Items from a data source
· · · · · · ·
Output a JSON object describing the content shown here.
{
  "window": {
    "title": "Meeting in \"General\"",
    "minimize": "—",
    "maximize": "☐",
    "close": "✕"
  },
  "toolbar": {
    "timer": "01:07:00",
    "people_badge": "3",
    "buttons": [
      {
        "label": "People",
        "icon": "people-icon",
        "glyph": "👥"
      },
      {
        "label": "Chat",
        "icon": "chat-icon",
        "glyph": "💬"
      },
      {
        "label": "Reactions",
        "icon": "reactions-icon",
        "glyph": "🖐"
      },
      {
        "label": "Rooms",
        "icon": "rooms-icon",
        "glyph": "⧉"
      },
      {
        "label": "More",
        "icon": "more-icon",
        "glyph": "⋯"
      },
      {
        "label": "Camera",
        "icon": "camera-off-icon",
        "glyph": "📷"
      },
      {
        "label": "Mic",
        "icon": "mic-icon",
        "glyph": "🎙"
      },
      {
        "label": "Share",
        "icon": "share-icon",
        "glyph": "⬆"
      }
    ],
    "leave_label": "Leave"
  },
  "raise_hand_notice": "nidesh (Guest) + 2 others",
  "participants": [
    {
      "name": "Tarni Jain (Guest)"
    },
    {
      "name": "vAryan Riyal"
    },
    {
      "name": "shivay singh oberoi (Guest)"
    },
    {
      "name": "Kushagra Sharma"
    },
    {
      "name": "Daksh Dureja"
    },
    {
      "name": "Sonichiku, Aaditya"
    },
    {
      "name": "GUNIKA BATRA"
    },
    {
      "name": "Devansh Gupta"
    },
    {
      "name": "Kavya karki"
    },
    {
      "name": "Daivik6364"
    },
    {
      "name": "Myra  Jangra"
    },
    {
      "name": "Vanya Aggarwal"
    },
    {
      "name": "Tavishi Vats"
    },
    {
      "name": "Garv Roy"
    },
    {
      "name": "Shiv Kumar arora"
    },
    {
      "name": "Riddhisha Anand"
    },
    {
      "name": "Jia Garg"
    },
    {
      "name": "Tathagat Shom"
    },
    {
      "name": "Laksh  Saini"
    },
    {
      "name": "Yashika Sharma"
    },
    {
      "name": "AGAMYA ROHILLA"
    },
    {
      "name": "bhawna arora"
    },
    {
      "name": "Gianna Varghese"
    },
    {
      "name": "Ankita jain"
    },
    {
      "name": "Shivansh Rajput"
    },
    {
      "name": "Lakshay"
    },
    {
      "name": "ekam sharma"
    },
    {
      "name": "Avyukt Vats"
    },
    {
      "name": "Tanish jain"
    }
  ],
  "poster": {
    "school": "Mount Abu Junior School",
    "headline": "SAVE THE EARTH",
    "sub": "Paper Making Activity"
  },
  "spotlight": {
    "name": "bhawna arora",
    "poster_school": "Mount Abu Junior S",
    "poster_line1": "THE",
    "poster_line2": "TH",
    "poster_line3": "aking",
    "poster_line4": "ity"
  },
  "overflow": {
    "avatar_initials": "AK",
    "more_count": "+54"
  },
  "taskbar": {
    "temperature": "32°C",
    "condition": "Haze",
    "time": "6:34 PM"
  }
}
· · · · · · ·
* _Exercise requirements_
Repeat every entry word for word.

* _Final answer_
Output a JSON object describing the content shown here.
{
  "window": {
    "title": "Meeting in \"General\"",
    "minimize": "—",
    "maximize": "☐",
    "close": "✕"
  },
  "toolbar": {
    "timer": "01:07:00",
    "people_badge": "3",
    "buttons": [
      {
        "label": "People",
        "icon": "people-icon",
        "glyph": "👥"
      },
      {
        "label": "Chat",
        "icon": "chat-icon",
        "glyph": "💬"
      },
      {
        "label": "Reactions",
        "icon": "reactions-icon",
        "glyph": "🖐"
      },
      {
        "label": "Rooms",
        "icon": "rooms-icon",
        "glyph": "⧉"
      },
      {
        "label": "More",
        "icon": "more-icon",
        "glyph": "⋯"
      },
      {
        "label": "Camera",
        "icon": "camera-off-icon",
        "glyph": "📷"
      },
      {
        "label": "Mic",
        "icon": "mic-icon",
        "glyph": "🎙"
      },
      {
        "label": "Share",
        "icon": "share-icon",
        "glyph": "⬆"
      }
    ],
    "leave_label": "Leave"
  },
  "raise_hand_notice": "nidesh (Guest) + 2 others",
  "participants": [
    {
      "name": "Tarni Jain (Guest)"
    },
    {
      "name": "vAryan Riyal"
    },
    {
      "name": "shivay singh oberoi (Guest)"
    },
    {
      "name": "Kushagra Sharma"
    },
    {
      "name": "Daksh Dureja"
    },
    {
      "name": "Sonichiku, Aaditya"
    },
    {
      "name": "GUNIKA BATRA"
    },
    {
      "name": "Devansh Gupta"
    },
    {
      "name": "Kavya karki"
    },
    {
      "name": "Daivik6364"
    },
    {
      "name": "Myra  Jangra"
    },
    {
      "name": "Vanya Aggarwal"
    },
    {
      "name": "Tavishi Vats"
    },
    {
      "name": "Garv Roy"
    },
    {
      "name": "Shiv Kumar arora"
    },
    {
      "name": "Riddhisha Anand"
    },
    {
      "name": "Jia Garg"
    },
    {
      "name": "Tathagat Shom"
    },
    {
      "name": "Laksh  Saini"
    },
    {
      "name": "Yashika Sharma"
    },
    {
      "name": "AGAMYA ROHILLA"
    },
    {
      "name": "bhawna arora"
    },
    {
      "name": "Gianna Varghese"
    },
    {
      "name": "Ankita jain"
    },
    {
      "name": "Shivansh Rajput"
    },
    {
      "name": "Lakshay"
    },
    {
      "name": "ekam sharma"
    },
    {
      "name": "Avyukt Vats"
    },
    {
      "name": "Tanish jain"
    }
  ],
  "poster": {
    "school": "Mount Abu Junior School",
    "headline": "SAVE THE EARTH",
    "sub": "Paper Making Activity"
  },
  "spotlight": {
    "name": "bhawna arora",
    "poster_school": "Mount Abu Junior S",
    "poster_line1": "THE",
    "poster_line2": "TH",
    "poster_line3": "aking",
    "poster_line4": "ity"
  },
  "overflow": {
    "avatar_initials": "AK",
    "more_count": "+54"
  },
  "taskbar": {
    "temperature": "32°C",
    "condition": "Haze",
    "time": "6:34 PM"
  }
}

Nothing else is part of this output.